• **WHAT YOU SHOULD DO**:
Pictures should be excluded; otherwise, copy every entry exactly.

• **DATA ENTRIES**:
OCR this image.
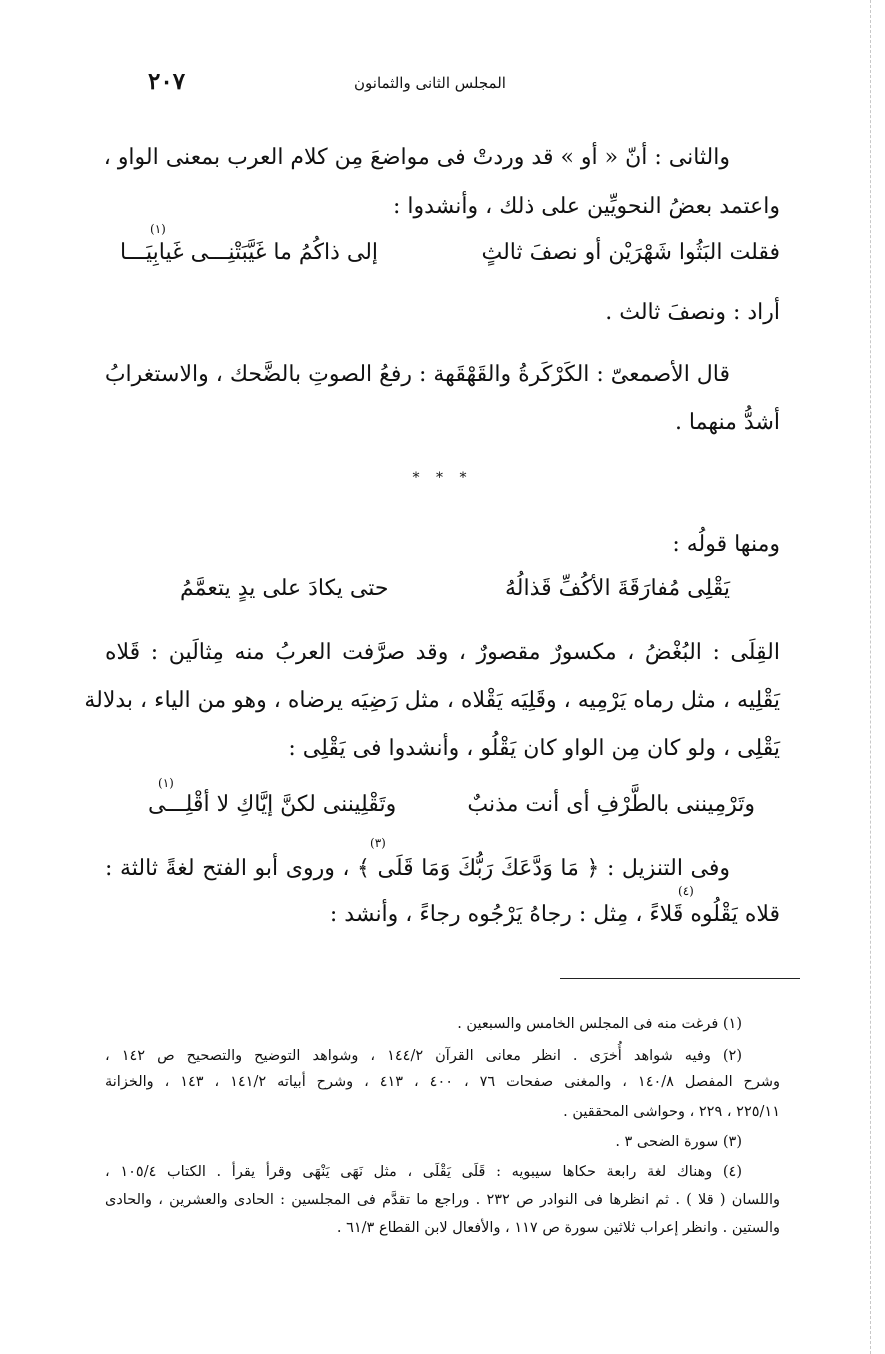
٢٠٧	المجلس الثانى والثمانون
والثانى : أنّ « أو » قد وردتْ فى مواضعَ مِن كلام العرب بمعنى الواو ،
واعتمد بعضُ النحويِّين على ذلك ، وأنشدوا :
فقلت البَثُوا شَهْرَيْن أو نصفَ ثالثٍ
إلى ذاكُمُ ما غَيَّبَتْنِـــى غَيابِيَـــا
(١)
أراد : ونصفَ ثالث .
قال الأصمعىّ : الكَرْكَرةُ والقَهْقَهة : رفعُ الصوتِ بالضَّحك ، والاستغرابُ
أشدُّ منهما .
* * *
ومنها قولُه :
يَقْلِى مُفارَقَةَ الأكُفِّ قَذالُهُ
حتى يكادَ على يدٍ يتعمَّمُ
القِلَى : البُغْضُ ، مكسورٌ مقصورٌ ، وقد صرَّفت العربُ منه مِثالَين : قَلاه
يَقْلِيه ، مثل رماه يَرْمِيه ، وقَلِيَه يَقْلاه ، مثل رَضِيَه يرضاه ، وهو من الياء ، بدلالة
يَقْلِى ، ولو كان مِن الواو كان يَقْلُو ، وأنشدوا فى يَقْلِى :
وتَرْمِيننى بالطَّرْفِ أى أنت مذنبٌ
وتَقْلِيننى لكنَّ إيَّاكِ لا أقْلِـــى
(١)
وفى التنزيل : ﴿ مَا وَدَّعَكَ رَبُّكَ وَمَا قَلَى ﴾ ، وروى أبو الفتح لغةً ثالثة :
(٣)
قلاه يَقْلُوه قَلاءً ، مِثل : رجاهُ يَرْجُوه رجاءً ، وأنشد :
(٤)
(١) فرغت منه فى المجلس الخامس والسبعين .
(٢) وفيه شواهد أُخرَى . انظر معانى القرآن ١٤٤/٢ ، وشواهد التوضيح والتصحيح ص ١٤٢ ،
وشرح المفصل ١٤٠/٨ ، والمغنى صفحات ٧٦ ، ٤٠٠ ، ٤١٣ ، وشرح أبياته ١٤١/٢ ، ١٤٣ ، والخزانة
٢٢٥/١١ ، ٢٢٩ ، وحواشى المحققين .
(٣) سورة الضحى ٣ .
(٤) وهناك لغة رابعة حكاها سيبويه : قَلَى يَقْلَى ، مثل نَهَى يَنْهَى وقرأ يقرأ . الكتاب ١٠٥/٤ ،
واللسان ( قلا ) . ثم انظرها فى النوادر ص ٢٣٢ . وراجع ما تقدَّم فى المجلسين : الحادى والعشرين ، والحادى
والستين . وانظر إعراب ثلاثين سورة ص ١١٧ ، والأفعال لابن القطاع ٦١/٣ .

• **COMPLETED TASK**:
OCR this image.
٢٠٧	المجلس الثانى والثمانون
والثانى : أنّ « أو » قد وردتْ فى مواضعَ مِن كلام العرب بمعنى الواو ،
واعتمد بعضُ النحويِّين على ذلك ، وأنشدوا :
فقلت البَثُوا شَهْرَيْن أو نصفَ ثالثٍ
إلى ذاكُمُ ما غَيَّبَتْنِـــى غَيابِيَـــا
(١)
أراد : ونصفَ ثالث .
قال الأصمعىّ : الكَرْكَرةُ والقَهْقَهة : رفعُ الصوتِ بالضَّحك ، والاستغرابُ
أشدُّ منهما .
* * *
ومنها قولُه :
يَقْلِى مُفارَقَةَ الأكُفِّ قَذالُهُ
حتى يكادَ على يدٍ يتعمَّمُ
القِلَى : البُغْضُ ، مكسورٌ مقصورٌ ، وقد صرَّفت العربُ منه مِثالَين : قَلاه
يَقْلِيه ، مثل رماه يَرْمِيه ، وقَلِيَه يَقْلاه ، مثل رَضِيَه يرضاه ، وهو من الياء ، بدلالة
يَقْلِى ، ولو كان مِن الواو كان يَقْلُو ، وأنشدوا فى يَقْلِى :
وتَرْمِيننى بالطَّرْفِ أى أنت مذنبٌ
وتَقْلِيننى لكنَّ إيَّاكِ لا أقْلِـــى
(١)
وفى التنزيل : ﴿ مَا وَدَّعَكَ رَبُّكَ وَمَا قَلَى ﴾ ، وروى أبو الفتح لغةً ثالثة :
(٣)
قلاه يَقْلُوه قَلاءً ، مِثل : رجاهُ يَرْجُوه رجاءً ، وأنشد :
(٤)
(١) فرغت منه فى المجلس الخامس والسبعين .
(٢) وفيه شواهد أُخرَى . انظر معانى القرآن ١٤٤/٢ ، وشواهد التوضيح والتصحيح ص ١٤٢ ،
وشرح المفصل ١٤٠/٨ ، والمغنى صفحات ٧٦ ، ٤٠٠ ، ٤١٣ ، وشرح أبياته ١٤١/٢ ، ١٤٣ ، والخزانة
٢٢٥/١١ ، ٢٢٩ ، وحواشى المحققين .
(٣) سورة الضحى ٣ .
(٤) وهناك لغة رابعة حكاها سيبويه : قَلَى يَقْلَى ، مثل نَهَى يَنْهَى وقرأ يقرأ . الكتاب ١٠٥/٤ ،
واللسان ( قلا ) . ثم انظرها فى النوادر ص ٢٣٢ . وراجع ما تقدَّم فى المجلسين : الحادى والعشرين ، والحادى
والستين . وانظر إعراب ثلاثين سورة ص ١١٧ ، والأفعال لابن القطاع ٦١/٣ .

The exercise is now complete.